Short task :: Entries follow. Set all of them down as they stand.

..............................

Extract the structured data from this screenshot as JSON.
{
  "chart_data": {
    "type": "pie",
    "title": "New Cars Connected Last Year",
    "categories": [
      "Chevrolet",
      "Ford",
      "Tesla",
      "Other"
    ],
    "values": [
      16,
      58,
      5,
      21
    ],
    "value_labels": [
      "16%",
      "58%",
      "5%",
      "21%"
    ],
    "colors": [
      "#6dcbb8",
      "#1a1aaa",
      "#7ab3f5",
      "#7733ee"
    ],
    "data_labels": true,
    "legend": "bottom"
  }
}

..............................

Written solution ::
Extract the structured data from this screenshot as JSON.
{
  "chart_data": {
    "type": "pie",
    "title": "New Cars Connected Last Year",
    "categories": [
      "Chevrolet",
      "Ford",
      "Tesla",
      "Other"
    ],
    "values": [
      16,
      58,
      5,
      21
    ],
    "value_labels": [
      "16%",
      "58%",
      "5%",
      "21%"
    ],
    "colors": [
      "#6dcbb8",
      "#1a1aaa",
      "#7ab3f5",
      "#7733ee"
    ],
    "data_labels": true,
    "legend": "bottom"
  }
}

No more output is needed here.